:: Supplied records ::

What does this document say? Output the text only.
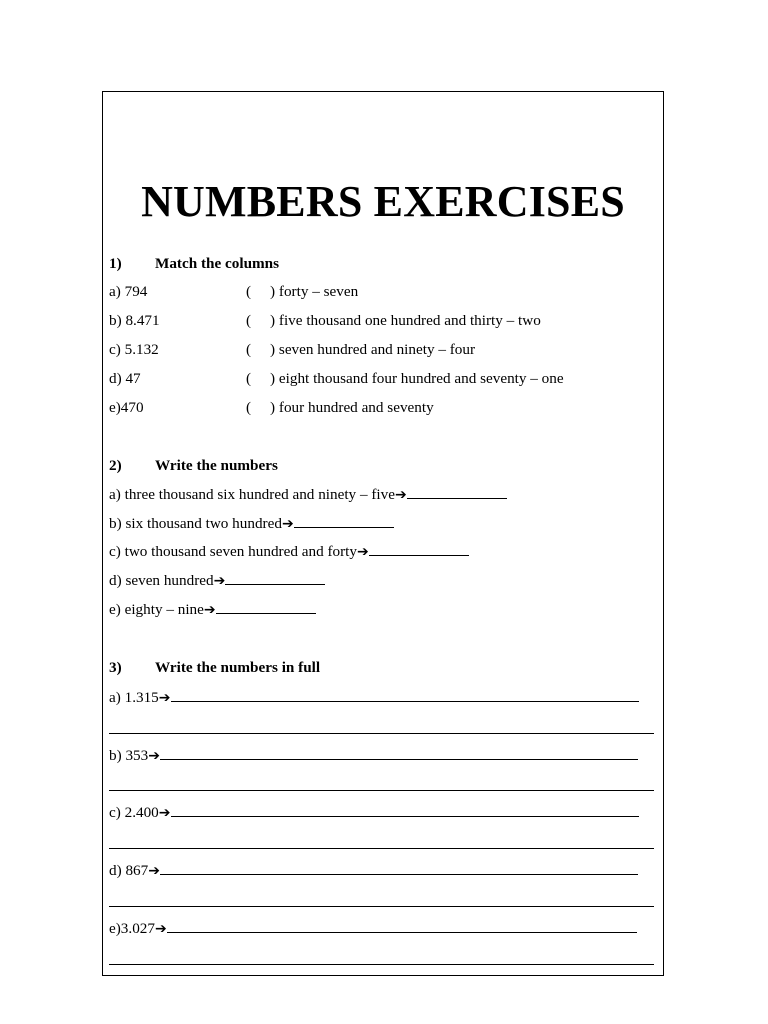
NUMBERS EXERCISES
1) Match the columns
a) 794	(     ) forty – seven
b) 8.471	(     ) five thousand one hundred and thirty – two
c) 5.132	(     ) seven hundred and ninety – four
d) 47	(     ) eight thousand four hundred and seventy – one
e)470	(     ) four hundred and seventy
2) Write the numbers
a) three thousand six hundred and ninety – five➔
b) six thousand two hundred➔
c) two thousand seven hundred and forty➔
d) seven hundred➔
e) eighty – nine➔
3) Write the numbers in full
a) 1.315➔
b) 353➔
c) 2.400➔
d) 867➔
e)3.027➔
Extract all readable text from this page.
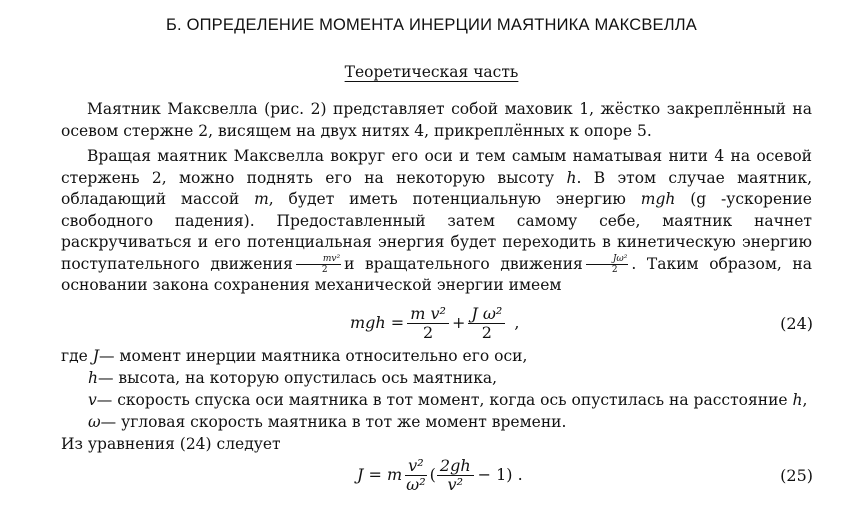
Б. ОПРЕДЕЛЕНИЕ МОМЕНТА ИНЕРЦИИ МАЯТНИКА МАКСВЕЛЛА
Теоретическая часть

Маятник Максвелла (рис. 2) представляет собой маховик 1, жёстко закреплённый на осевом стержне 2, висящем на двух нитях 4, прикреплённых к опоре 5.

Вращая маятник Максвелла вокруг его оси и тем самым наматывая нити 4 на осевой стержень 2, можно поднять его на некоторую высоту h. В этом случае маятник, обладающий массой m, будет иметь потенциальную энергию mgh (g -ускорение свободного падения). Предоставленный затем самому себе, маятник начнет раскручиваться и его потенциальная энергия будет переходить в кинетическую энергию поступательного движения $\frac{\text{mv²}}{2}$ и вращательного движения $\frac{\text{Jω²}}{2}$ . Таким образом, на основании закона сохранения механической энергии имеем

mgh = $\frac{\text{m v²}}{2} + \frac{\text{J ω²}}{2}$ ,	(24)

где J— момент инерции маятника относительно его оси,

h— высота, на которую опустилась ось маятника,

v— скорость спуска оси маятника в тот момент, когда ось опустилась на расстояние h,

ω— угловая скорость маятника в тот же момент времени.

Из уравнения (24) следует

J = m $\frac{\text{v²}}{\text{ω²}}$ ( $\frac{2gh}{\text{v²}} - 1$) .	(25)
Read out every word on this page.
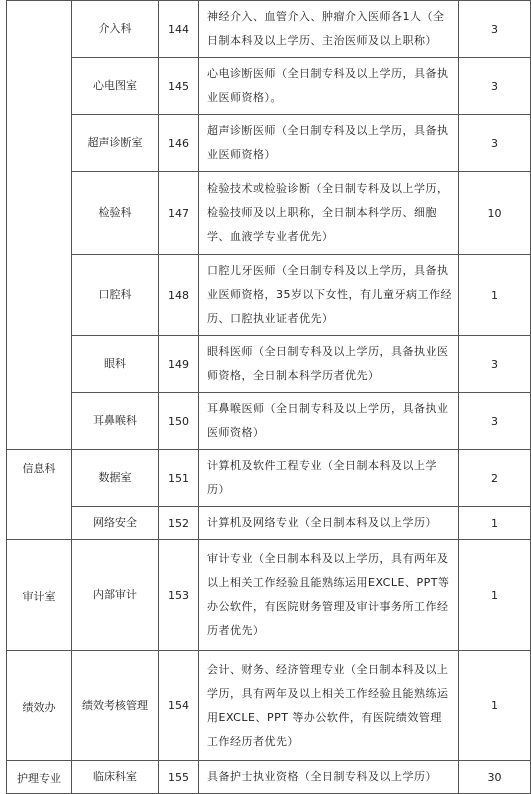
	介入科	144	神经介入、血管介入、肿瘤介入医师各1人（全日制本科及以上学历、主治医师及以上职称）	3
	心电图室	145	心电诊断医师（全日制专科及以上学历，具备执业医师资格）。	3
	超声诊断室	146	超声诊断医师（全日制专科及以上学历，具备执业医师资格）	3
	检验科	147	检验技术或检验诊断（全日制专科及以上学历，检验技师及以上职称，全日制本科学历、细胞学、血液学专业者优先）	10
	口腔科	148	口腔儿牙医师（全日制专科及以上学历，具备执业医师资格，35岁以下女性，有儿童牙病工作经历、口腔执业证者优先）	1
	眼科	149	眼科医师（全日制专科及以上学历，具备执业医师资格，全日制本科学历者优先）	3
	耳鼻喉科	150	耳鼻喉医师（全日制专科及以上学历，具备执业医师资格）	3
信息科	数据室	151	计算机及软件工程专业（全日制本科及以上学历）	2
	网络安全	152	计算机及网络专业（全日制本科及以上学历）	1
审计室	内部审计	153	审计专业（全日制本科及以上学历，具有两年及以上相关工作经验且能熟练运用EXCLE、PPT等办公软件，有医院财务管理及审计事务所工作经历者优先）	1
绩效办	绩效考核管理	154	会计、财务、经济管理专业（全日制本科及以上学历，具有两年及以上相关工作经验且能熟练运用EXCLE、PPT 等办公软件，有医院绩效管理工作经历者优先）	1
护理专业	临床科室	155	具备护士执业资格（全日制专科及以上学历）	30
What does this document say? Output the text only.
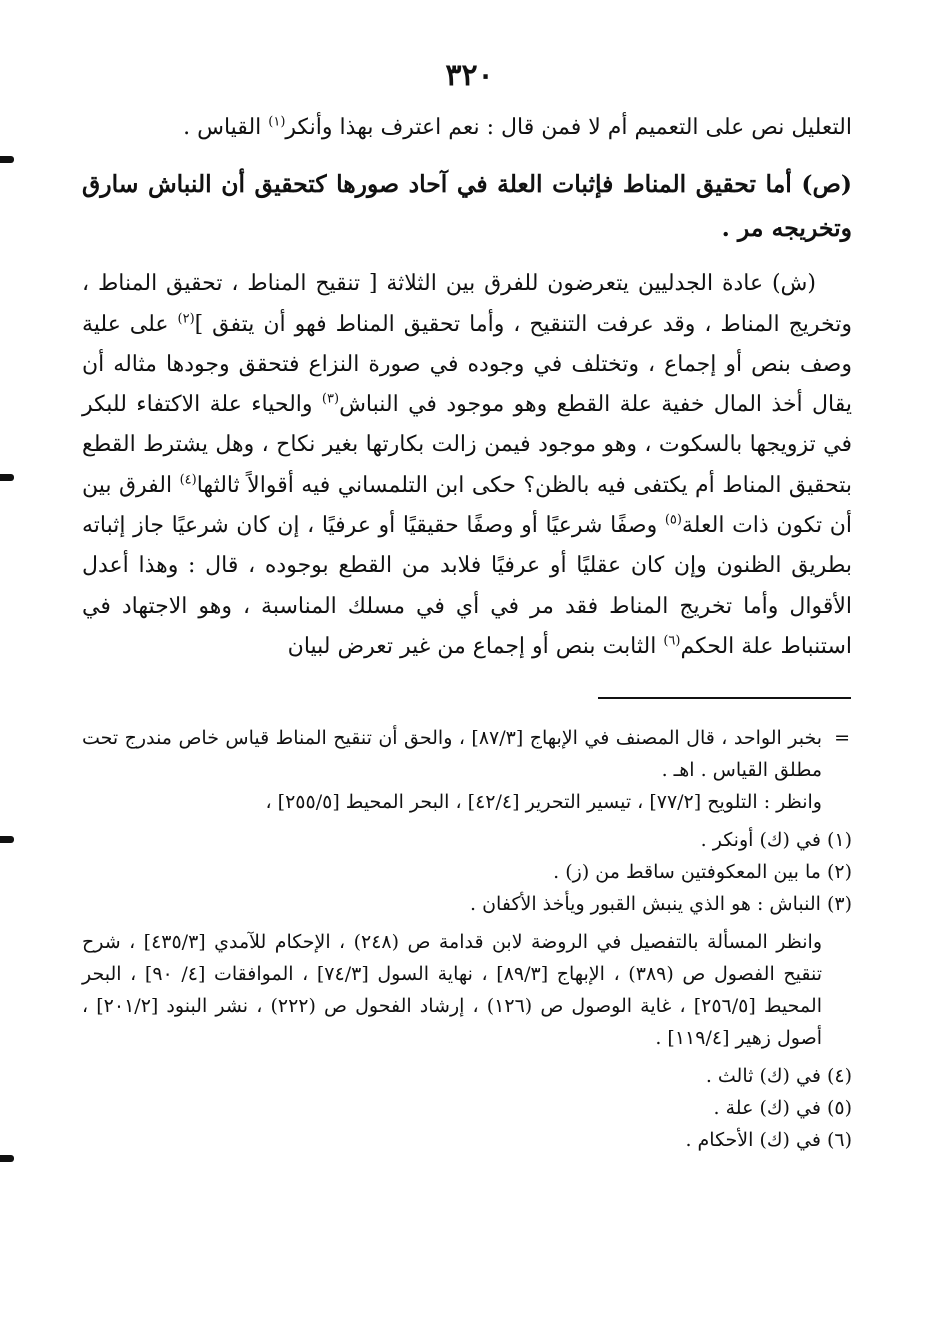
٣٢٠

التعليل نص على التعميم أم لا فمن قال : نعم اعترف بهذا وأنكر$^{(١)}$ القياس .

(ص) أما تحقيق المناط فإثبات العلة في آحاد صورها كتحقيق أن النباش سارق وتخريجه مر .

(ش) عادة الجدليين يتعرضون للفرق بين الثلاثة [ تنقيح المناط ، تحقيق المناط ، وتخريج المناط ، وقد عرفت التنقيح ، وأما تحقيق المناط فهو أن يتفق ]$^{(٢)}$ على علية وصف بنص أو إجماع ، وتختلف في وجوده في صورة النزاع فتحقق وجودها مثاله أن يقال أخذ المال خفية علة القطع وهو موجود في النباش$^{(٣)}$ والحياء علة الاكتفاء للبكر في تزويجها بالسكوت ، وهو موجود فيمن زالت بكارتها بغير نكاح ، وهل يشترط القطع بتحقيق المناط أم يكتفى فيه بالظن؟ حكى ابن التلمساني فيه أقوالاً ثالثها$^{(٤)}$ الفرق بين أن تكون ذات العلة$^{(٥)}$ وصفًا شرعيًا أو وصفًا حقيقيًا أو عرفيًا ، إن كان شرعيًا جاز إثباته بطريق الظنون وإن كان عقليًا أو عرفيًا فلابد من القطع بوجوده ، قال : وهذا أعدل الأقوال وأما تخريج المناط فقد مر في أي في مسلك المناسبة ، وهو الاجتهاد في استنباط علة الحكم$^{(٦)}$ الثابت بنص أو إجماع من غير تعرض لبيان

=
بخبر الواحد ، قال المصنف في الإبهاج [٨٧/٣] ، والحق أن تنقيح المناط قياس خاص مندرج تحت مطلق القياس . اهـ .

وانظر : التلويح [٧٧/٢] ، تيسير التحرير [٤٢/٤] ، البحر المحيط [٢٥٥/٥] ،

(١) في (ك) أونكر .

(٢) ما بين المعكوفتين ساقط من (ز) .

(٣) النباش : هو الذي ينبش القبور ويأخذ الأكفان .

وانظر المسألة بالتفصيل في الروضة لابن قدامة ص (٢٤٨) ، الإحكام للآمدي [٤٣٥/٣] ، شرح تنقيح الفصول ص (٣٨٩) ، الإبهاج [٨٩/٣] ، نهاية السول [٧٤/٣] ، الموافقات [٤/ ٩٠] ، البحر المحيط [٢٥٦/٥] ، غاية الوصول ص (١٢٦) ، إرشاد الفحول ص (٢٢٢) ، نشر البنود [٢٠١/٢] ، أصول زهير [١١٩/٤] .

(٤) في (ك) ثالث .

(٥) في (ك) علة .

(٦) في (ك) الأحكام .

:::

Written problem
Gather all lines with the string "具有两年及以上相关工作经验且能熟练运用EXCLE" from the data.

Worked answer
审计室	内部审计	153	审计专业（全日制本科及以上学历，具有两年及以上相关工作经验且能熟练运用EXCLE、PPT等办公软件，有医院财务管理及审计事务所工作经历者优先）	1
绩效办	绩效考核管理	154	会计、财务、经济管理专业（全日制本科及以上学历，具有两年及以上相关工作经验且能熟练运用EXCLE、PPT 等办公软件，有医院绩效管理工作经历者优先）	1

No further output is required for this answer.